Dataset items
━━━━━━━━━━
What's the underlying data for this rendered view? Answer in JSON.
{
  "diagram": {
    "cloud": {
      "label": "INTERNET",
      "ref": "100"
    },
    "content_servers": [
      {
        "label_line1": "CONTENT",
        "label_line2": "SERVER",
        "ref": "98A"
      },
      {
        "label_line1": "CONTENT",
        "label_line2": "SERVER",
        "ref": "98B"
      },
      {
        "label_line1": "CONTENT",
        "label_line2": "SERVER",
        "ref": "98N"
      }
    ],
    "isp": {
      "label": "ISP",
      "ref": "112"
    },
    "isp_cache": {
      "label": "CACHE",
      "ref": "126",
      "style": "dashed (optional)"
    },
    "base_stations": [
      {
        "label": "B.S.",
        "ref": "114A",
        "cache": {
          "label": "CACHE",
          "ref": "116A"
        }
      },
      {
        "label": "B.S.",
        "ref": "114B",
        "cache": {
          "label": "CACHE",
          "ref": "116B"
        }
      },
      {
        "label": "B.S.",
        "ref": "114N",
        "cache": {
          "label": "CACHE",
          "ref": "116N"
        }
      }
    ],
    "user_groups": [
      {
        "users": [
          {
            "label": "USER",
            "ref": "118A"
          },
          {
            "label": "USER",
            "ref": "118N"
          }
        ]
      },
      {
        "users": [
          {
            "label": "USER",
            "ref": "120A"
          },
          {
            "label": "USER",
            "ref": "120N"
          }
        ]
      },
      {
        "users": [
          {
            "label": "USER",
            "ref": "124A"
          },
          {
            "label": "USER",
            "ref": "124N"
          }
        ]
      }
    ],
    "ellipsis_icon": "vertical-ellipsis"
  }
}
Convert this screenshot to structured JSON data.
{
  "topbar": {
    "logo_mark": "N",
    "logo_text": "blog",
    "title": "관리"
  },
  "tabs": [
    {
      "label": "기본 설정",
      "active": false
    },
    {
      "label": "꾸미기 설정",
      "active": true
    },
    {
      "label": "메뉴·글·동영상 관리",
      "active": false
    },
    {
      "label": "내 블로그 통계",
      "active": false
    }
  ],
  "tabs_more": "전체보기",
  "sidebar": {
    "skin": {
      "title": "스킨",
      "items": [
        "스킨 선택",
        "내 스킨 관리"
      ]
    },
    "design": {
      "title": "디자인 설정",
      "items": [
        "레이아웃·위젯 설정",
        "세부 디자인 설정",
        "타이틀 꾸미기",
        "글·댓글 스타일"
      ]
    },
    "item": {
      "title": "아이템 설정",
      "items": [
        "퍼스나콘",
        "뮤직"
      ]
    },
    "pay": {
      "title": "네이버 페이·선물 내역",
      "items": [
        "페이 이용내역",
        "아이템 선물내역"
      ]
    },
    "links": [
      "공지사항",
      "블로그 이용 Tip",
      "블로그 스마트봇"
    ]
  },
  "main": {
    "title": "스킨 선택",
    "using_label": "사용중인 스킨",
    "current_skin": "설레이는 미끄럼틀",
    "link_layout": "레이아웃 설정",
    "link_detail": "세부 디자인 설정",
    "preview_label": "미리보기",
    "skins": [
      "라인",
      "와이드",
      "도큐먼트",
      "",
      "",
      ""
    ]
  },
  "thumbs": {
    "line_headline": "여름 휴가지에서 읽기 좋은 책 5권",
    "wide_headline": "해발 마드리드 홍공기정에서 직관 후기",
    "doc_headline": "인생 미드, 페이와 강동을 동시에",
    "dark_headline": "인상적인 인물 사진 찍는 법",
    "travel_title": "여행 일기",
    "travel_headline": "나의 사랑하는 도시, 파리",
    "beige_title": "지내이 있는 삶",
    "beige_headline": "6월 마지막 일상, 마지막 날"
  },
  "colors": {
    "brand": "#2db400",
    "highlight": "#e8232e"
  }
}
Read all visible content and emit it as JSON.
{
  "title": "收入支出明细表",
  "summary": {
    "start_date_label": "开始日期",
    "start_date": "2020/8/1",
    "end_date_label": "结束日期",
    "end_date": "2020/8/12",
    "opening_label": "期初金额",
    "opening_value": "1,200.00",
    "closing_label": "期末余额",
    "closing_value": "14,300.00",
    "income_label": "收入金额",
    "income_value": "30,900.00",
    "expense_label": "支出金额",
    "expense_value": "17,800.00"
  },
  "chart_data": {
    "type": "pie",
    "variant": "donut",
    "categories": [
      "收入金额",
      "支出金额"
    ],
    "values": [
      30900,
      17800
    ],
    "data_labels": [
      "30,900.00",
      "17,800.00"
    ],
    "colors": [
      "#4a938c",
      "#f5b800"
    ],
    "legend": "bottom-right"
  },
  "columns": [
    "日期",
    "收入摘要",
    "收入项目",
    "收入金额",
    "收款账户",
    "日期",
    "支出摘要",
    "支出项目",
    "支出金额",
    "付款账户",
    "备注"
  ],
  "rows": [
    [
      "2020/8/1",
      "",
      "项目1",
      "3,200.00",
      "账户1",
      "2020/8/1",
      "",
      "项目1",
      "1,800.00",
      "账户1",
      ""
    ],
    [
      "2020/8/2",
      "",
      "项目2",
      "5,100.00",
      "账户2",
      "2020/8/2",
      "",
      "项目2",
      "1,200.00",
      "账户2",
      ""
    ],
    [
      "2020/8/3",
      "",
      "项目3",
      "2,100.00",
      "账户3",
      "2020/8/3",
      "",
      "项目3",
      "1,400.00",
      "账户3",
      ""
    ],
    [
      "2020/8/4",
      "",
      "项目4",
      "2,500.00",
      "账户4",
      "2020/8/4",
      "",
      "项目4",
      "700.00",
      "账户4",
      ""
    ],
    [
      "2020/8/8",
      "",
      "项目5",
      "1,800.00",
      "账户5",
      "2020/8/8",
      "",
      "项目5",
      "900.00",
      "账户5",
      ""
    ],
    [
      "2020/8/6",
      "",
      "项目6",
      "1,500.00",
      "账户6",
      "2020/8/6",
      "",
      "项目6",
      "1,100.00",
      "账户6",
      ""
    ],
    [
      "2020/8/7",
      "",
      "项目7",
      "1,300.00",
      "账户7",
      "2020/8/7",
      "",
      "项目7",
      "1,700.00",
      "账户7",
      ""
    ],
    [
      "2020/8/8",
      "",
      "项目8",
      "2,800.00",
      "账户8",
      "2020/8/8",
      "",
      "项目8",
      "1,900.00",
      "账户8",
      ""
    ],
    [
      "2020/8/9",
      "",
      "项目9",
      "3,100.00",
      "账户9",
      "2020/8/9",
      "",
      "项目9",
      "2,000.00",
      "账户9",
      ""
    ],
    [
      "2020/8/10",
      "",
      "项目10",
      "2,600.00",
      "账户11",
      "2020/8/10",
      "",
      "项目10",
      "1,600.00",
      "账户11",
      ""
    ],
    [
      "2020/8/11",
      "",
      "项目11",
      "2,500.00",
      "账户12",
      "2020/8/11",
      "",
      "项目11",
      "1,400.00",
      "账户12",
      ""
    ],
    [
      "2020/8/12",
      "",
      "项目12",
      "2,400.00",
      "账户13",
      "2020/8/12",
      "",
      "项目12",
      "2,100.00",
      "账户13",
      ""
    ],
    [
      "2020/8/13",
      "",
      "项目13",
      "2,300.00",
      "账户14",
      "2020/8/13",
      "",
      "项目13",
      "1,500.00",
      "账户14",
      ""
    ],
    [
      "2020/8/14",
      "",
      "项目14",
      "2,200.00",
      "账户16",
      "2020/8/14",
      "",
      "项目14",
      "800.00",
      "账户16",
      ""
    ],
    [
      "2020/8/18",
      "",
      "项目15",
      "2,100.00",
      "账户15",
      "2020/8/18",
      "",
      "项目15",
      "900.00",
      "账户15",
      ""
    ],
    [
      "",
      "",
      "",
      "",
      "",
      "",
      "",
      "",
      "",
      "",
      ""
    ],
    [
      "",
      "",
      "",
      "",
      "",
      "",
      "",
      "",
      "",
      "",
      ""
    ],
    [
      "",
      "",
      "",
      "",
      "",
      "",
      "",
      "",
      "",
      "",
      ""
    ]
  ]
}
━━━━━━━━━━
BRIEF:
Extract from the data every line where "JSON" shows up.

THE RESULT:
What's the underlying data for this rendered view? Answer in JSON.
Convert this screenshot to structured JSON data.
Read all visible content and emit it as JSON.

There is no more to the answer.